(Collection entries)
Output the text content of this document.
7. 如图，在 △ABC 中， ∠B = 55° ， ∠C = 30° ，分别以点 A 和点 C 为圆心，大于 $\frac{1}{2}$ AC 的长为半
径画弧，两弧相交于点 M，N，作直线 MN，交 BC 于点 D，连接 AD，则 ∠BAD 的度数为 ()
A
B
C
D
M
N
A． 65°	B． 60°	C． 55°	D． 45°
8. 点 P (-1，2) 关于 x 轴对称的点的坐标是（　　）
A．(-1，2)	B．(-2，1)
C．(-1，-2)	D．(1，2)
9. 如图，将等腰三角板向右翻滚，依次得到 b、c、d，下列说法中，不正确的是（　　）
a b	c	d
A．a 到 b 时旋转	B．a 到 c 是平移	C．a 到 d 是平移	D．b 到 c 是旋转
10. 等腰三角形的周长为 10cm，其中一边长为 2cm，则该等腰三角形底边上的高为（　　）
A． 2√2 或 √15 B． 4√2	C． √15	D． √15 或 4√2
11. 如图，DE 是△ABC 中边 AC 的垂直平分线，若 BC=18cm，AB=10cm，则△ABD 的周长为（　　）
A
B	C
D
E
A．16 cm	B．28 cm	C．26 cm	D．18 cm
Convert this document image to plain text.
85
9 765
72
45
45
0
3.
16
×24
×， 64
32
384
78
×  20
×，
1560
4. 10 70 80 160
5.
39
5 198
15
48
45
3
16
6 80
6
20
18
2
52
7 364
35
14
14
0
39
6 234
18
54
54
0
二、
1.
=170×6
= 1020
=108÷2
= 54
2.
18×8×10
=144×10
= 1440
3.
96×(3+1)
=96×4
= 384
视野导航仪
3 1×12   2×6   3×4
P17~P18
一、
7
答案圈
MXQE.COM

REQUIRED WORK
Return exactly the lines of the data, and only those, from the line with "Convert this document image to plain text." through the last line, inclusive.

EXERCISE OUTPUT
Convert this document image to plain text.
85
9 765
72
45
45
0
3.
16
×24
×， 64
32
384
78
×  20
×，
1560
4. 10 70 80 160
5.
39
5 198
15
48
45
3
16
6 80
6
20
18
2
52
7 364
35
14
14
0
39
6 234
18
54
54
0
二、
1.
=170×6
= 1020
=108÷2
= 54
2.
18×8×10
=144×10
= 1440
3.
96×(3+1)
=96×4
= 384
视野导航仪
3 1×12   2×6   3×4
P17~P18
一、
7
答案圈
MXQE.COM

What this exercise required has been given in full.